Data entries:
───

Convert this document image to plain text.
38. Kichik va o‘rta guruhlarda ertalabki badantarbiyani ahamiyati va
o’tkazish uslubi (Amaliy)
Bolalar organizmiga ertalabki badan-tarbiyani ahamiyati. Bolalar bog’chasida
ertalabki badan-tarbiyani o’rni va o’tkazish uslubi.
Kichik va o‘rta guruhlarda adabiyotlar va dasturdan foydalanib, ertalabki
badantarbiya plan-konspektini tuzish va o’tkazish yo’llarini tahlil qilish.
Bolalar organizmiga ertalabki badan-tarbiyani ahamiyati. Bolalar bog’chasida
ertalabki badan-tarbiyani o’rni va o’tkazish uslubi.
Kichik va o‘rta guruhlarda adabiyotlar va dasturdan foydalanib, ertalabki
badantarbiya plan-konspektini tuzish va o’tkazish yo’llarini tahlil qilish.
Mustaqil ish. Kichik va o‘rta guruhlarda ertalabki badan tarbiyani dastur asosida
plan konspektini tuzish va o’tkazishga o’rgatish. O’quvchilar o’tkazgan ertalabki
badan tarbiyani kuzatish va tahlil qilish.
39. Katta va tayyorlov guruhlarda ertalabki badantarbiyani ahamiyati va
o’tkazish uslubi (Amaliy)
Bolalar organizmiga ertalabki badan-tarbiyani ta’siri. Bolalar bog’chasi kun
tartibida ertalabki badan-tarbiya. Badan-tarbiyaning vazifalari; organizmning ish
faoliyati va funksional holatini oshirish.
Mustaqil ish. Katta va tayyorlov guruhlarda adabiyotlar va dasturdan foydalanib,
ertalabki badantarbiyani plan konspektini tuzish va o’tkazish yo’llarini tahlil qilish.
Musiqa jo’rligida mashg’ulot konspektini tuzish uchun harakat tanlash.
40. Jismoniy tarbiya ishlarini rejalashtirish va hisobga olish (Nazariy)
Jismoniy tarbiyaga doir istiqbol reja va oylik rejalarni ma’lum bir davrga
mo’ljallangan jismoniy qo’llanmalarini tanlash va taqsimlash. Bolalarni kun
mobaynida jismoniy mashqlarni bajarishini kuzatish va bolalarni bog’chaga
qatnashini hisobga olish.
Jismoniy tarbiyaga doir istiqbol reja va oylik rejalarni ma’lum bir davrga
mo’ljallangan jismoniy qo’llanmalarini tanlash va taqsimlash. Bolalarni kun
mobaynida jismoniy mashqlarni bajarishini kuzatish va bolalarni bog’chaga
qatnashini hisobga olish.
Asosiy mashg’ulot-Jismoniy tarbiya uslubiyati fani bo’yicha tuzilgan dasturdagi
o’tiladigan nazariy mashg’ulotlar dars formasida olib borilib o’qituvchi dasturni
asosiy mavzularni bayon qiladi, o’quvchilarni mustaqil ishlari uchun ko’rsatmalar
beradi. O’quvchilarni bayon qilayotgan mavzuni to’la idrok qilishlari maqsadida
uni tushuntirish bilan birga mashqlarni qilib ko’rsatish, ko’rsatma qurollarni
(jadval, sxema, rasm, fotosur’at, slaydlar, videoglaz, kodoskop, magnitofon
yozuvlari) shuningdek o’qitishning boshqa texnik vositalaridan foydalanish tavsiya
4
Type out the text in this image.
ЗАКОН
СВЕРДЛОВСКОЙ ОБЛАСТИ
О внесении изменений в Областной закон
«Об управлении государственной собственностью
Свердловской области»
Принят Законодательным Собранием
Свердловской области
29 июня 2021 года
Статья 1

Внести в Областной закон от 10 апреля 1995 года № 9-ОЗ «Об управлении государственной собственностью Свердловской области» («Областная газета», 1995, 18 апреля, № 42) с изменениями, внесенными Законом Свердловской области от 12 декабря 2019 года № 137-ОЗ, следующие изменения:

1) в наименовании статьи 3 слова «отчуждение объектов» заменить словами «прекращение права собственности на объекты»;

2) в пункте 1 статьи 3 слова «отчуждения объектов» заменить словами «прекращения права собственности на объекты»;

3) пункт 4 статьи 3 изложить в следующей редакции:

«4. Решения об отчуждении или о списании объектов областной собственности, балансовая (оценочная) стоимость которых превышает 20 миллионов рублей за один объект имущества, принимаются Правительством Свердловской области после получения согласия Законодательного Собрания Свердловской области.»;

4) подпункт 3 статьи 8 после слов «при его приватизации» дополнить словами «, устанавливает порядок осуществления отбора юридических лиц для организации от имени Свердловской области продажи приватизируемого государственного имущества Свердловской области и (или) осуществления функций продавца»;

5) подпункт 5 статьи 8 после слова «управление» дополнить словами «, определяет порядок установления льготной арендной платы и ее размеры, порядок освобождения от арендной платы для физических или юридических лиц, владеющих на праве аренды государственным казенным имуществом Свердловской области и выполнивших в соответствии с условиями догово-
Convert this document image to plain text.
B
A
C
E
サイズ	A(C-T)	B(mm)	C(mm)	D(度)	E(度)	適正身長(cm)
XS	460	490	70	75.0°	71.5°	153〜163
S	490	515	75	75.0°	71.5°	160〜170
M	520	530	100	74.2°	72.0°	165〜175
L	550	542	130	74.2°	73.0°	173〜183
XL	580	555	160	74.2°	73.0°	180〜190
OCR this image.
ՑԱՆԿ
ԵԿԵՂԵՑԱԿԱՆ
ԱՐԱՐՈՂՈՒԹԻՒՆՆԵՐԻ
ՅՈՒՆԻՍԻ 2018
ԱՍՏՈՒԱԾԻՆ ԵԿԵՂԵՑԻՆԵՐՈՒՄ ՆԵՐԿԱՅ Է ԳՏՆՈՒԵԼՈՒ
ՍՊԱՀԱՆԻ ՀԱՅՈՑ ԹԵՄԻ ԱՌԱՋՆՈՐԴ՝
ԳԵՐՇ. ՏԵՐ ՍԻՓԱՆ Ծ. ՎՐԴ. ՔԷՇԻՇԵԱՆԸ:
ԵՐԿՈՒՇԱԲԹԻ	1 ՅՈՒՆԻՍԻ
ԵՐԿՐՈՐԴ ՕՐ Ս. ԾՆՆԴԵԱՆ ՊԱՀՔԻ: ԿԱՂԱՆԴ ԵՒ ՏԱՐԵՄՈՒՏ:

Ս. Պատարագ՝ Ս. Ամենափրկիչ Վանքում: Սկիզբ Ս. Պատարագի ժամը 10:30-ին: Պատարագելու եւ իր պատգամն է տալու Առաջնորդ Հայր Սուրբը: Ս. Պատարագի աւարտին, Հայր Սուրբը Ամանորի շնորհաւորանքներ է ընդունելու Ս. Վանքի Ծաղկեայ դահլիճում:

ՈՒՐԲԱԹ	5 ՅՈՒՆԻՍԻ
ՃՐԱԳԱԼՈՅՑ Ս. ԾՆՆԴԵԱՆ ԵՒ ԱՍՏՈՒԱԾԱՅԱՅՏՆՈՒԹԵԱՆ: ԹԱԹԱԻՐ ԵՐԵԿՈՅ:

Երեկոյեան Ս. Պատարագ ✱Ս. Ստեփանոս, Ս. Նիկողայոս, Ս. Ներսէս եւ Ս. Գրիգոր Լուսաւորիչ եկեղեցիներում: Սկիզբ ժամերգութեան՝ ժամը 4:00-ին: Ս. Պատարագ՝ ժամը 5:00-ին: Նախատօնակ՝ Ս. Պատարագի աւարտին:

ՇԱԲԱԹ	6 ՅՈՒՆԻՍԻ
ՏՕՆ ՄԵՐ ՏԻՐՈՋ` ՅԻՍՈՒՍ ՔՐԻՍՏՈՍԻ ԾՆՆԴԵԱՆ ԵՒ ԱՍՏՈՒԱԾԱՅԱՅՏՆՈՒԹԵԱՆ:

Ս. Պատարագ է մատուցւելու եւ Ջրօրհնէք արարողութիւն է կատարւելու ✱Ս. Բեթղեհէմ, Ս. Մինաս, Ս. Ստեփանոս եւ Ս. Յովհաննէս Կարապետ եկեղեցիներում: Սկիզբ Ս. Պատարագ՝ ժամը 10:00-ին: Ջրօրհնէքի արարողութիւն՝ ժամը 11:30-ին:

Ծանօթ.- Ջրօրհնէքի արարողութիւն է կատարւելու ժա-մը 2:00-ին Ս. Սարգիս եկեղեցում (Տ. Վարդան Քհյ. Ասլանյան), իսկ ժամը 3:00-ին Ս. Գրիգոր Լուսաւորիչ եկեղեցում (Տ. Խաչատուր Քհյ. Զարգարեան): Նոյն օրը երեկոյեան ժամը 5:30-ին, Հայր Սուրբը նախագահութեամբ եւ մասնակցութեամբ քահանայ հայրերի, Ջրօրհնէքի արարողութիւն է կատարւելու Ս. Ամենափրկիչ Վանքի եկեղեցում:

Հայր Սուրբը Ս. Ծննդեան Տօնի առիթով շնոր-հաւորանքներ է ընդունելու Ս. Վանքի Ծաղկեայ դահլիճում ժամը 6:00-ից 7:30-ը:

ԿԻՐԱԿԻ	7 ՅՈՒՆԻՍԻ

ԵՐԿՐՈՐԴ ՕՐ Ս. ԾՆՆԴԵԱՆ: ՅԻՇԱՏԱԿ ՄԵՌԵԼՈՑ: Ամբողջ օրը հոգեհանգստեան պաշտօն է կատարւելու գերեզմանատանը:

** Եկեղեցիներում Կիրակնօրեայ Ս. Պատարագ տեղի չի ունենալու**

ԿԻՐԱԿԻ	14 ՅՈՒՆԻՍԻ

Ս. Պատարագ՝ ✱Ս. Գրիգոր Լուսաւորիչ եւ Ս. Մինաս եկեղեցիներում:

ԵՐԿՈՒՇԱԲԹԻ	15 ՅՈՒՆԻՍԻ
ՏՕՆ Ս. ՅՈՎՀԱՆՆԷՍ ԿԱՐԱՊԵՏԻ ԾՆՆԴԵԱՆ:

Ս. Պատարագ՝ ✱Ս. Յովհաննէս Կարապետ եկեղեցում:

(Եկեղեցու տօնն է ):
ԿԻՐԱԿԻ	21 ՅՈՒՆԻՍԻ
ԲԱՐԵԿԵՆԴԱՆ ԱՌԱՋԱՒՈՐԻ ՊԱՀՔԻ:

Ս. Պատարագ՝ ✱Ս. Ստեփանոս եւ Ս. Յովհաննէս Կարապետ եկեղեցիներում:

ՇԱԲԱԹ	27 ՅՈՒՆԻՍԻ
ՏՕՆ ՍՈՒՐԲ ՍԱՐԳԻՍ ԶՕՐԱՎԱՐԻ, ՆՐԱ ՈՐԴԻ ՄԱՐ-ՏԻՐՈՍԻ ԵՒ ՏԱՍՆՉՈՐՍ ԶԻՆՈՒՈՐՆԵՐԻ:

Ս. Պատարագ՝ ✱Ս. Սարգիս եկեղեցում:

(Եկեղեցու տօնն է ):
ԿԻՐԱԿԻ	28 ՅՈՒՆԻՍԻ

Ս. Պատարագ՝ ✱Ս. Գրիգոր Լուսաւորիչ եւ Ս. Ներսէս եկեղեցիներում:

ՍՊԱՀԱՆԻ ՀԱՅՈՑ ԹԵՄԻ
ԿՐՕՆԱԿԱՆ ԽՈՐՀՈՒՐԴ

───

_Instructions to follow:_
Extract all lines from the material above that include the word "this".

_Right answer:_
Convert this document image to plain text.
Type out the text in this image.
Convert this document image to plain text.
OCR this image.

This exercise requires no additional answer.